** Begin Task input **

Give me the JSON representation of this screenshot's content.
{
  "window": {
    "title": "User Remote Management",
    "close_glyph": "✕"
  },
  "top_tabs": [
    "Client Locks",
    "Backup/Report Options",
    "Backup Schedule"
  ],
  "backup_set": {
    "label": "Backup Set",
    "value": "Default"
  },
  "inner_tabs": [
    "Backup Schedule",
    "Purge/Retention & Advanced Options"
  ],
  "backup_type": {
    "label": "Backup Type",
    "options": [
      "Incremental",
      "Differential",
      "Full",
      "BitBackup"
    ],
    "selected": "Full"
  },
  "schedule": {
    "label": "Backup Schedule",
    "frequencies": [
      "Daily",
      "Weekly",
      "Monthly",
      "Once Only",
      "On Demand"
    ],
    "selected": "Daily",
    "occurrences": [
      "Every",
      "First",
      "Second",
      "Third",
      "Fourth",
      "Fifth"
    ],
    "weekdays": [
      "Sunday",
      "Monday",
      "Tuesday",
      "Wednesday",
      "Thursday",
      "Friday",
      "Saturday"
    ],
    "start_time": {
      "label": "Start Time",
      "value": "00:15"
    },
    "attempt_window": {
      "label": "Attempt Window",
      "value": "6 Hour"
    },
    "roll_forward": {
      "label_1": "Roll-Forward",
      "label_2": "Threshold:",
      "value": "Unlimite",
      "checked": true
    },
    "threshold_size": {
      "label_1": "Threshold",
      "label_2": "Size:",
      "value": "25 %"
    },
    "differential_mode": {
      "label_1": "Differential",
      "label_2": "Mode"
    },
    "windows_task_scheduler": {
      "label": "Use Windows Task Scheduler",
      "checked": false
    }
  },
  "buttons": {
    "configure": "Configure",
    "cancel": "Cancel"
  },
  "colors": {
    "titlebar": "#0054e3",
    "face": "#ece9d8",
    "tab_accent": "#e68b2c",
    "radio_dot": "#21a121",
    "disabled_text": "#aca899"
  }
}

** End Task input **
** Begin Task input **

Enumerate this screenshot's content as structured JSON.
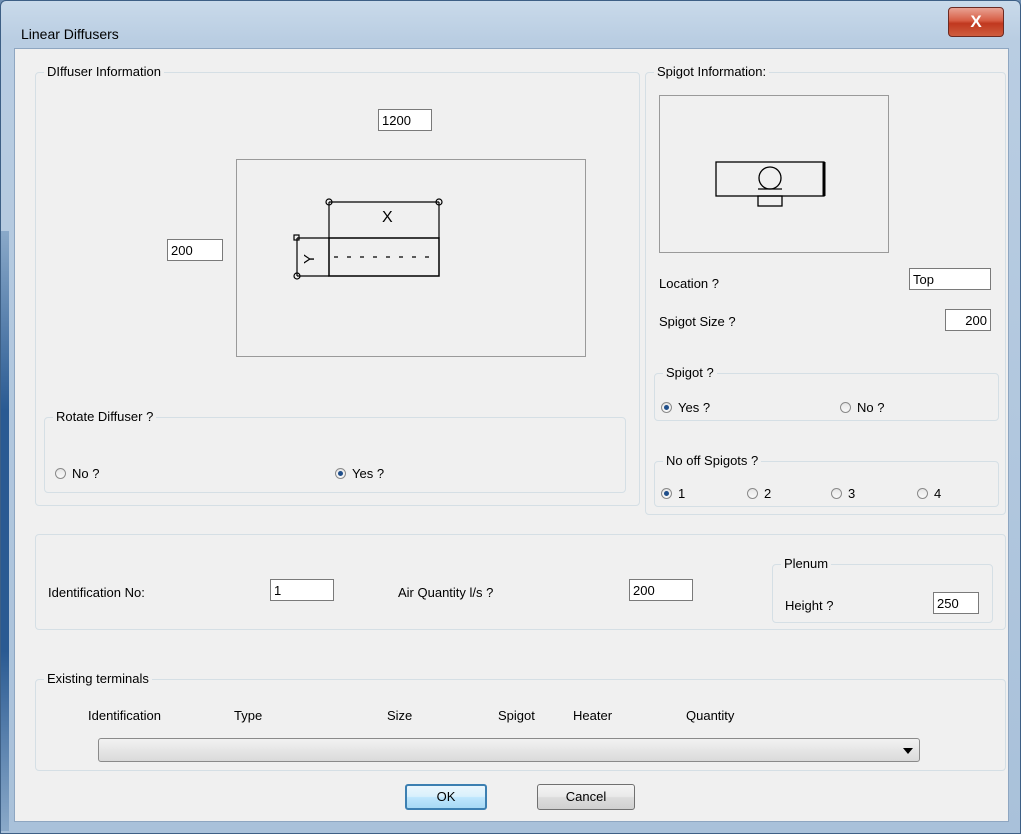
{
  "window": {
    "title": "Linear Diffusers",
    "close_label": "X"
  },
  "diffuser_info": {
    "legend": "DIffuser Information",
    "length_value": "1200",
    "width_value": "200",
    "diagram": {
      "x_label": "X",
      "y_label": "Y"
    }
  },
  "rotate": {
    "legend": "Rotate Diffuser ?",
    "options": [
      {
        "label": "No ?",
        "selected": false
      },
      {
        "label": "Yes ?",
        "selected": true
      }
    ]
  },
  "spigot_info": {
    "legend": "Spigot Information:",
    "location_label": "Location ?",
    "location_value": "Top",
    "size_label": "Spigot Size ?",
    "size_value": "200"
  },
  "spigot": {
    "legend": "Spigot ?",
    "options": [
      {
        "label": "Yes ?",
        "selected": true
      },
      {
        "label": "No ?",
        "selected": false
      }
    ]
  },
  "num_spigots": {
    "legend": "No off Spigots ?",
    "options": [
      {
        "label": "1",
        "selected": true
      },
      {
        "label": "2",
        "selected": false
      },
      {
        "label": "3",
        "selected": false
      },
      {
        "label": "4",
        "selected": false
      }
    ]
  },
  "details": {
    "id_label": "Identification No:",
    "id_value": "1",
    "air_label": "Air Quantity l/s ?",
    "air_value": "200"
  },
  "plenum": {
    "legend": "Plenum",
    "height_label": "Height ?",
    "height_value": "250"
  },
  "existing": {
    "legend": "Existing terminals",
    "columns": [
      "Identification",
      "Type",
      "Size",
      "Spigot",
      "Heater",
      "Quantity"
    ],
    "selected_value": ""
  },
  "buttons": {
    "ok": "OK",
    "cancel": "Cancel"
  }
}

** End Task input **

What the exercise asks
Count the lines of the listing above that include the word "legend" and state the total with nothing else.

Full response
7